■ SET TASK ■
Can you write out the whole listing exactly?

* start EXERCISE DATA *

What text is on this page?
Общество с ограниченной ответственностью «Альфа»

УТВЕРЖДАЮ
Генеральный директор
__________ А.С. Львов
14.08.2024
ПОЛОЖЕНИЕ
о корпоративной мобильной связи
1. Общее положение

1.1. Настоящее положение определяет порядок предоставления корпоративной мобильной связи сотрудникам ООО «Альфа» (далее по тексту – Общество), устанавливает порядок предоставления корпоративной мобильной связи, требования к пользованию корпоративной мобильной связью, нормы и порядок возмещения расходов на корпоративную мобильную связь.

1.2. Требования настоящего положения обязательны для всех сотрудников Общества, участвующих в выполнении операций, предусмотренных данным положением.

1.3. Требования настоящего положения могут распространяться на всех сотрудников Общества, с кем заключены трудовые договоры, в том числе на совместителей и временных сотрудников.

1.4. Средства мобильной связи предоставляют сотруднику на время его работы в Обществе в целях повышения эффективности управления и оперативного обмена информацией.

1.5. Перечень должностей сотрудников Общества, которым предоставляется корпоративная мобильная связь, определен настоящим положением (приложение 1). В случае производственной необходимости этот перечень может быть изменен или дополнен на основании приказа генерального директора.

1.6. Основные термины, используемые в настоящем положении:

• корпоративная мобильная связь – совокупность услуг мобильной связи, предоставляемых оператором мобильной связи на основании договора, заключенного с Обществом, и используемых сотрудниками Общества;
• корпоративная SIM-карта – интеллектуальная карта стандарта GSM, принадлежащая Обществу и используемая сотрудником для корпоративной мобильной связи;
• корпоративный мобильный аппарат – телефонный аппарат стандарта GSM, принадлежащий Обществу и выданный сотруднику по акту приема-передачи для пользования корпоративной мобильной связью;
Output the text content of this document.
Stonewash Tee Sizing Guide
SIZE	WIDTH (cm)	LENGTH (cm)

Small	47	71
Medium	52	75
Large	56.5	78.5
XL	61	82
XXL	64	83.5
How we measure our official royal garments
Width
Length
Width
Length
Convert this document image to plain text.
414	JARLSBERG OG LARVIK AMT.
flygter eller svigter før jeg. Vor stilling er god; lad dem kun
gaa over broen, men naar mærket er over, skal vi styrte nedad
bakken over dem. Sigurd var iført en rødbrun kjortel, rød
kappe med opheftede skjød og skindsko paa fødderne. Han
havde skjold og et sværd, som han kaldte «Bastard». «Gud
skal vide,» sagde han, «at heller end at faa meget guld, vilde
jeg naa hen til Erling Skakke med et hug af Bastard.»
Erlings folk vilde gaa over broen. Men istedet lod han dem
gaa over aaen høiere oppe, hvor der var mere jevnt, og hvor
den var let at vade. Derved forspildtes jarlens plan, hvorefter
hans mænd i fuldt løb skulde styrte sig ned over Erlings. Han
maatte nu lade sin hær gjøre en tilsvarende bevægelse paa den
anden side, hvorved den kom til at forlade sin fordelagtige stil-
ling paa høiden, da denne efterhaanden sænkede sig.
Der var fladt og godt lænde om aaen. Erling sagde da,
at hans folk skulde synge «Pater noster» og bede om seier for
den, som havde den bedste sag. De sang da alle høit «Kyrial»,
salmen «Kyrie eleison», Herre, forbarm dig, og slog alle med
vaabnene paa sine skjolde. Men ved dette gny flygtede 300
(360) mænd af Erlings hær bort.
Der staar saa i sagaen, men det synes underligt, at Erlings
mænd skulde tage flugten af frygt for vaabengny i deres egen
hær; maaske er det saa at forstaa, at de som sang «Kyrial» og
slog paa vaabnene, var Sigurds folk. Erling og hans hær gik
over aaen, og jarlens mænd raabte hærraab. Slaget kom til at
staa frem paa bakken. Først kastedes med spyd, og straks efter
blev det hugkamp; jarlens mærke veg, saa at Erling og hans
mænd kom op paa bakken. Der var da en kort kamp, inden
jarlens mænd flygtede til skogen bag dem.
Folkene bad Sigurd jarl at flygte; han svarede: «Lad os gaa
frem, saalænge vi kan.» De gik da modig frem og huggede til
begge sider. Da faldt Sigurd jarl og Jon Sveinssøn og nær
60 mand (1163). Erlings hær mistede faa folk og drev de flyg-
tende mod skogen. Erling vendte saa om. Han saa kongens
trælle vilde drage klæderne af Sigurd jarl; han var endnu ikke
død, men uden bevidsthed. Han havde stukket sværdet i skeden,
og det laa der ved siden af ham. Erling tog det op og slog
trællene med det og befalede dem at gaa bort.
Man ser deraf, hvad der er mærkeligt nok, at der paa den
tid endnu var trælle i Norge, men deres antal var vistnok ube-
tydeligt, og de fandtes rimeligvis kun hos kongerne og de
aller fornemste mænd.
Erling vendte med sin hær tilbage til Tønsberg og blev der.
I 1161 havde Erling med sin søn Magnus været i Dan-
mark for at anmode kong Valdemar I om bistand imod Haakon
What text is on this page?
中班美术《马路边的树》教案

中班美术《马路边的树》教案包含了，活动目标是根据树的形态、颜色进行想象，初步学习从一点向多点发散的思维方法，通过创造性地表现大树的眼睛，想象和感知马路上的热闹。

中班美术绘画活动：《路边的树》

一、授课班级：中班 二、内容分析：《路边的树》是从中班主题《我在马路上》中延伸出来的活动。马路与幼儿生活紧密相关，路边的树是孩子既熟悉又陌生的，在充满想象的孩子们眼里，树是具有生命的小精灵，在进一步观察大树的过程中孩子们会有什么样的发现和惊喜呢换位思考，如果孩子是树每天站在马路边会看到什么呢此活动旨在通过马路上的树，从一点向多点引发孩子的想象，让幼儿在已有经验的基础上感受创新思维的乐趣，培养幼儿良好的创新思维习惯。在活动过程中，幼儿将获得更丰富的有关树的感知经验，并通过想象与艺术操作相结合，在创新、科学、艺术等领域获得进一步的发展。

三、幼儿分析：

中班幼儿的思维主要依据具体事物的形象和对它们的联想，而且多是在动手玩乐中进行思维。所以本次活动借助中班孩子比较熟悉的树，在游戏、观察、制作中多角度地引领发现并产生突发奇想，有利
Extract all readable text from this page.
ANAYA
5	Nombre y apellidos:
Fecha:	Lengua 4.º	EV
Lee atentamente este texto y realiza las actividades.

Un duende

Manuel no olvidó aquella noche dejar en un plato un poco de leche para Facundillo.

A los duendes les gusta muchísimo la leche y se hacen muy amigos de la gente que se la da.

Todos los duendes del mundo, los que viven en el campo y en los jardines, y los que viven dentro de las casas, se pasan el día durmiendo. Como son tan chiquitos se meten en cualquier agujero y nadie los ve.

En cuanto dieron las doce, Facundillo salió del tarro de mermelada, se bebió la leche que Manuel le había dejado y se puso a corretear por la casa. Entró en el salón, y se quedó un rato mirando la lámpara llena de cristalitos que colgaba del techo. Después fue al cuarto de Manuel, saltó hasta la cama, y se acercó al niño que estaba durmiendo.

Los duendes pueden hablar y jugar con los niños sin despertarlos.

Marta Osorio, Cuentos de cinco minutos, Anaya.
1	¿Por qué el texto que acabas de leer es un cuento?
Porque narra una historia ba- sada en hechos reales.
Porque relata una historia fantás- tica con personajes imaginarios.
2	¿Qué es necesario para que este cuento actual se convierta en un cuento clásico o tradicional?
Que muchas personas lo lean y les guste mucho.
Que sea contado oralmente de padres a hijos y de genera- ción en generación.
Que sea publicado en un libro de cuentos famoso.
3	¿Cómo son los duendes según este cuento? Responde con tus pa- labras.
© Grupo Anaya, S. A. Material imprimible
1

* end EXERCISE DATA *

■ WRITTEN RESPONSE ■
What text is on this page?
Общество с ограниченной ответственностью «Альфа»

УТВЕРЖДАЮ
Генеральный директор
__________ А.С. Львов
14.08.2024
ПОЛОЖЕНИЕ
о корпоративной мобильной связи
1. Общее положение

1.1. Настоящее положение определяет порядок предоставления корпоративной мобильной связи сотрудникам ООО «Альфа» (далее по тексту – Общество), устанавливает порядок предоставления корпоративной мобильной связи, требования к пользованию корпоративной мобильной связью, нормы и порядок возмещения расходов на корпоративную мобильную связь.

1.2. Требования настоящего положения обязательны для всех сотрудников Общества, участвующих в выполнении операций, предусмотренных данным положением.

1.3. Требования настоящего положения могут распространяться на всех сотрудников Общества, с кем заключены трудовые договоры, в том числе на совместителей и временных сотрудников.

1.4. Средства мобильной связи предоставляют сотруднику на время его работы в Обществе в целях повышения эффективности управления и оперативного обмена информацией.

1.5. Перечень должностей сотрудников Общества, которым предоставляется корпоративная мобильная связь, определен настоящим положением (приложение 1). В случае производственной необходимости этот перечень может быть изменен или дополнен на основании приказа генерального директора.

1.6. Основные термины, используемые в настоящем положении:

• корпоративная мобильная связь – совокупность услуг мобильной связи, предоставляемых оператором мобильной связи на основании договора, заключенного с Обществом, и используемых сотрудниками Общества;
• корпоративная SIM-карта – интеллектуальная карта стандарта GSM, принадлежащая Обществу и используемая сотрудником для корпоративной мобильной связи;
• корпоративный мобильный аппарат – телефонный аппарат стандарта GSM, принадлежащий Обществу и выданный сотруднику по акту приема-передачи для пользования корпоративной мобильной связью;
Output the text content of this document.
Stonewash Tee Sizing Guide
SIZE	WIDTH (cm)	LENGTH (cm)

Small	47	71
Medium	52	75
Large	56.5	78.5
XL	61	82
XXL	64	83.5
How we measure our official royal garments
Width
Length
Width
Length
Convert this document image to plain text.
414	JARLSBERG OG LARVIK AMT.
flygter eller svigter før jeg. Vor stilling er god; lad dem kun
gaa over broen, men naar mærket er over, skal vi styrte nedad
bakken over dem. Sigurd var iført en rødbrun kjortel, rød
kappe med opheftede skjød og skindsko paa fødderne. Han
havde skjold og et sværd, som han kaldte «Bastard». «Gud
skal vide,» sagde han, «at heller end at faa meget guld, vilde
jeg naa hen til Erling Skakke med et hug af Bastard.»
Erlings folk vilde gaa over broen. Men istedet lod han dem
gaa over aaen høiere oppe, hvor der var mere jevnt, og hvor
den var let at vade. Derved forspildtes jarlens plan, hvorefter
hans mænd i fuldt løb skulde styrte sig ned over Erlings. Han
maatte nu lade sin hær gjøre en tilsvarende bevægelse paa den
anden side, hvorved den kom til at forlade sin fordelagtige stil-
ling paa høiden, da denne efterhaanden sænkede sig.
Der var fladt og godt lænde om aaen. Erling sagde da,
at hans folk skulde synge «Pater noster» og bede om seier for
den, som havde den bedste sag. De sang da alle høit «Kyrial»,
salmen «Kyrie eleison», Herre, forbarm dig, og slog alle med
vaabnene paa sine skjolde. Men ved dette gny flygtede 300
(360) mænd af Erlings hær bort.
Der staar saa i sagaen, men det synes underligt, at Erlings
mænd skulde tage flugten af frygt for vaabengny i deres egen
hær; maaske er det saa at forstaa, at de som sang «Kyrial» og
slog paa vaabnene, var Sigurds folk. Erling og hans hær gik
over aaen, og jarlens mænd raabte hærraab. Slaget kom til at
staa frem paa bakken. Først kastedes med spyd, og straks efter
blev det hugkamp; jarlens mærke veg, saa at Erling og hans
mænd kom op paa bakken. Der var da en kort kamp, inden
jarlens mænd flygtede til skogen bag dem.
Folkene bad Sigurd jarl at flygte; han svarede: «Lad os gaa
frem, saalænge vi kan.» De gik da modig frem og huggede til
begge sider. Da faldt Sigurd jarl og Jon Sveinssøn og nær
60 mand (1163). Erlings hær mistede faa folk og drev de flyg-
tende mod skogen. Erling vendte saa om. Han saa kongens
trælle vilde drage klæderne af Sigurd jarl; han var endnu ikke
død, men uden bevidsthed. Han havde stukket sværdet i skeden,
og det laa der ved siden af ham. Erling tog det op og slog
trællene med det og befalede dem at gaa bort.
Man ser deraf, hvad der er mærkeligt nok, at der paa den
tid endnu var trælle i Norge, men deres antal var vistnok ube-
tydeligt, og de fandtes rimeligvis kun hos kongerne og de
aller fornemste mænd.
Erling vendte med sin hær tilbage til Tønsberg og blev der.
I 1161 havde Erling med sin søn Magnus været i Dan-
mark for at anmode kong Valdemar I om bistand imod Haakon
What text is on this page?
中班美术《马路边的树》教案

中班美术《马路边的树》教案包含了，活动目标是根据树的形态、颜色进行想象，初步学习从一点向多点发散的思维方法，通过创造性地表现大树的眼睛，想象和感知马路上的热闹。

中班美术绘画活动：《路边的树》

一、授课班级：中班 二、内容分析：《路边的树》是从中班主题《我在马路上》中延伸出来的活动。马路与幼儿生活紧密相关，路边的树是孩子既熟悉又陌生的，在充满想象的孩子们眼里，树是具有生命的小精灵，在进一步观察大树的过程中孩子们会有什么样的发现和惊喜呢换位思考，如果孩子是树每天站在马路边会看到什么呢此活动旨在通过马路上的树，从一点向多点引发孩子的想象，让幼儿在已有经验的基础上感受创新思维的乐趣，培养幼儿良好的创新思维习惯。在活动过程中，幼儿将获得更丰富的有关树的感知经验，并通过想象与艺术操作相结合，在创新、科学、艺术等领域获得进一步的发展。

三、幼儿分析：

中班幼儿的思维主要依据具体事物的形象和对它们的联想，而且多是在动手玩乐中进行思维。所以本次活动借助中班孩子比较熟悉的树，在游戏、观察、制作中多角度地引领发现并产生突发奇想，有利
Extract all readable text from this page.
ANAYA
5	Nombre y apellidos:
Fecha:	Lengua 4.º	EV
Lee atentamente este texto y realiza las actividades.

Un duende

Manuel no olvidó aquella noche dejar en un plato un poco de leche para Facundillo.

A los duendes les gusta muchísimo la leche y se hacen muy amigos de la gente que se la da.

Todos los duendes del mundo, los que viven en el campo y en los jardines, y los que viven dentro de las casas, se pasan el día durmiendo. Como son tan chiquitos se meten en cualquier agujero y nadie los ve.

En cuanto dieron las doce, Facundillo salió del tarro de mermelada, se bebió la leche que Manuel le había dejado y se puso a corretear por la casa. Entró en el salón, y se quedó un rato mirando la lámpara llena de cristalitos que colgaba del techo. Después fue al cuarto de Manuel, saltó hasta la cama, y se acercó al niño que estaba durmiendo.

Los duendes pueden hablar y jugar con los niños sin despertarlos.

Marta Osorio, Cuentos de cinco minutos, Anaya.
1	¿Por qué el texto que acabas de leer es un cuento?
Porque narra una historia ba- sada en hechos reales.
Porque relata una historia fantás- tica con personajes imaginarios.
2	¿Qué es necesario para que este cuento actual se convierta en un cuento clásico o tradicional?
Que muchas personas lo lean y les guste mucho.
Que sea contado oralmente de padres a hijos y de genera- ción en generación.
Que sea publicado en un libro de cuentos famoso.
3	¿Cómo son los duendes según este cuento? Responde con tus pa- labras.
© Grupo Anaya, S. A. Material imprimible
1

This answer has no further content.